>> Start Record excerpts
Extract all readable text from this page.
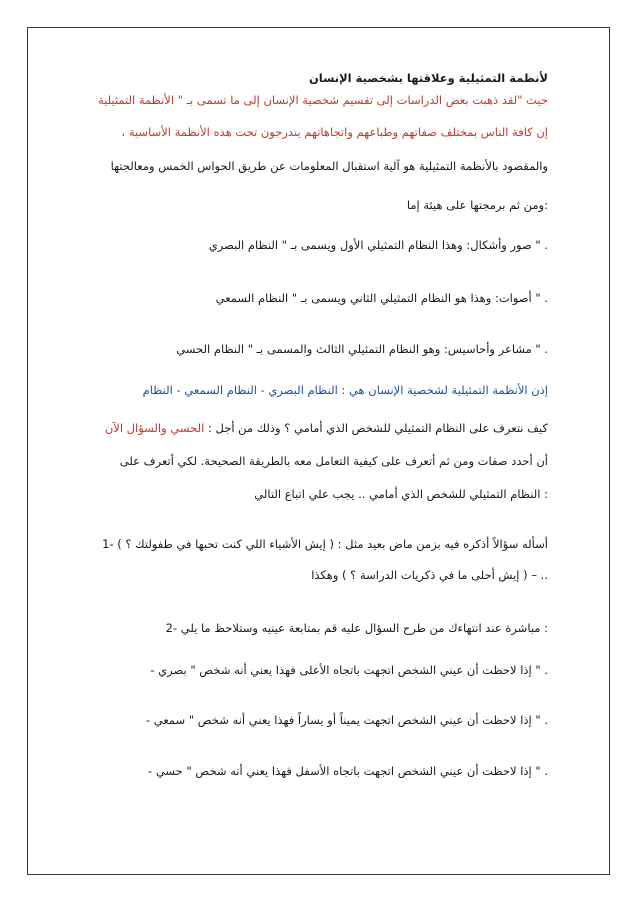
لأنظمة التمثيلية وعلاقتها بشخصية الإنسان
حيث "لقد ذهبت بعض الدراسات إلى تقسيم شخصية الإنسان إلى ما تسمى بـ " الأنظمة التمثيلية
إن كافة الناس بمختلف صفاتهم وطباعهم واتجاهاتهم يندرجون تحت هذه الأنظمة الأساسية ،
والمقصود بالأنظمة التمثيلية هو آلية استقبال المعلومات عن طريق الحواس الخمس ومعالجتها
:ومن ثم برمجتها على هيئة إما
. " صور وأشكال: وهذا النظام التمثيلي الأول ويسمى بـ " النظام البصري
. " أصوات: وهذا هو النظام التمثيلي الثاني ويسمى بـ " النظام السمعي
. " مشاعر وأحاسيس: وهو النظام التمثيلي الثالث والمسمى بـ " النظام الحسي
إذن الأنظمة التمثيلية لشخصية الإنسان هي : النظام البصري - النظام السمعي - النظام
كيف نتعرف على النظام التمثيلي للشخص الذي أمامي ؟ وذلك من أجل : الحسي والسؤال الآن
أن أحدد صفات ومن ثم أتعرف على كيفية التعامل معه بالطريقة الصحيحة. لكي أتعرف على
: النظام التمثيلي للشخص الذي أمامي .. يجب علي اتباع التالي
أسأله سؤالاً أذكره فيه بزمن ماض بعيد مثل : ( إيش الأشياء اللي كنت تحبها في طفولتك ؟ ) -1
.. – ( إيش أحلى ما في ذكريات الدراسة ؟ ) وهكذا
: مباشرة عند انتهاءك من طرح السؤال عليه قم بمتابعة عينيه وستلاحظ ما يلي -2
. " إذا لاحظت أن عيني الشخص اتجهت باتجاه الأعلى فهذا يعني أنه شخص " بصري -
. " إذا لاحظت أن عيني الشخص اتجهت يميناً أو يساراً فهذا يعني أنه شخص " سمعي -
. " إذا لاحظت أن عيني الشخص اتجهت باتجاه الأسفل فهذا يعني أنه شخص " حسي -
>> End Record excerpts
* Exercise details:
Above are records to transcribe exactly; leave their pictures out.

* Final result:
Extract all readable text from this page.
لأنظمة التمثيلية وعلاقتها بشخصية الإنسان
حيث "لقد ذهبت بعض الدراسات إلى تقسيم شخصية الإنسان إلى ما تسمى بـ " الأنظمة التمثيلية
إن كافة الناس بمختلف صفاتهم وطباعهم واتجاهاتهم يندرجون تحت هذه الأنظمة الأساسية ،
والمقصود بالأنظمة التمثيلية هو آلية استقبال المعلومات عن طريق الحواس الخمس ومعالجتها
:ومن ثم برمجتها على هيئة إما
. " صور وأشكال: وهذا النظام التمثيلي الأول ويسمى بـ " النظام البصري
. " أصوات: وهذا هو النظام التمثيلي الثاني ويسمى بـ " النظام السمعي
. " مشاعر وأحاسيس: وهو النظام التمثيلي الثالث والمسمى بـ " النظام الحسي
إذن الأنظمة التمثيلية لشخصية الإنسان هي : النظام البصري - النظام السمعي - النظام
كيف نتعرف على النظام التمثيلي للشخص الذي أمامي ؟ وذلك من أجل : الحسي والسؤال الآن
أن أحدد صفات ومن ثم أتعرف على كيفية التعامل معه بالطريقة الصحيحة. لكي أتعرف على
: النظام التمثيلي للشخص الذي أمامي .. يجب علي اتباع التالي
أسأله سؤالاً أذكره فيه بزمن ماض بعيد مثل : ( إيش الأشياء اللي كنت تحبها في طفولتك ؟ ) -1
.. – ( إيش أحلى ما في ذكريات الدراسة ؟ ) وهكذا
: مباشرة عند انتهاءك من طرح السؤال عليه قم بمتابعة عينيه وستلاحظ ما يلي -2
. " إذا لاحظت أن عيني الشخص اتجهت باتجاه الأعلى فهذا يعني أنه شخص " بصري -
. " إذا لاحظت أن عيني الشخص اتجهت يميناً أو يساراً فهذا يعني أنه شخص " سمعي -
. " إذا لاحظت أن عيني الشخص اتجهت باتجاه الأسفل فهذا يعني أنه شخص " حسي -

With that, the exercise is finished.